*** Records supplied

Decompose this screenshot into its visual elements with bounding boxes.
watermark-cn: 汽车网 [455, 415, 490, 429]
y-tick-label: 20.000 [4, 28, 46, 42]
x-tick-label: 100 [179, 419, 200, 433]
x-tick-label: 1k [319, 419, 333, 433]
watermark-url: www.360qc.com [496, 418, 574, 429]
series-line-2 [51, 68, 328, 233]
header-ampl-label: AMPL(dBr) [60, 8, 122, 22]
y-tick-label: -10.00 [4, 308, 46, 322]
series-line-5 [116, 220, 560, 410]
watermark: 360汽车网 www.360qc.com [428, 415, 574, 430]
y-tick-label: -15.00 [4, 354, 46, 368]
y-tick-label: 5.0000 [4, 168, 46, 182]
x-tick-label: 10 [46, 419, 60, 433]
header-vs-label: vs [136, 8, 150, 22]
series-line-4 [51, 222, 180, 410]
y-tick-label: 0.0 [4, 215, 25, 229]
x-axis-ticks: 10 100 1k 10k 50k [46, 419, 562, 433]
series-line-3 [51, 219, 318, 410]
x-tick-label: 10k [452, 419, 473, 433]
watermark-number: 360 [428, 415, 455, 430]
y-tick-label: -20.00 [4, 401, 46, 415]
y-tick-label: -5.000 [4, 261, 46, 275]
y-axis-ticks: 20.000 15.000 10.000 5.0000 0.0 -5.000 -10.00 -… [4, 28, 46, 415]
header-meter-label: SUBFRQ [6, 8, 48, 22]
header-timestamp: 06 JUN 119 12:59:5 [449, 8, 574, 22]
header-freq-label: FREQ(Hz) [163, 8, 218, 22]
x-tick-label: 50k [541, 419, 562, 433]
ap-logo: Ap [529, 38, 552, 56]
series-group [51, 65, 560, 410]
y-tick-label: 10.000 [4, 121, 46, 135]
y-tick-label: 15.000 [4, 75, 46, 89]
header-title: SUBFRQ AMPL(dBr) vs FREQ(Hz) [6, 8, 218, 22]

******

(What is required) How many lines in the entries above contain the string "series"? Reply with the number alone.

(The answer) 5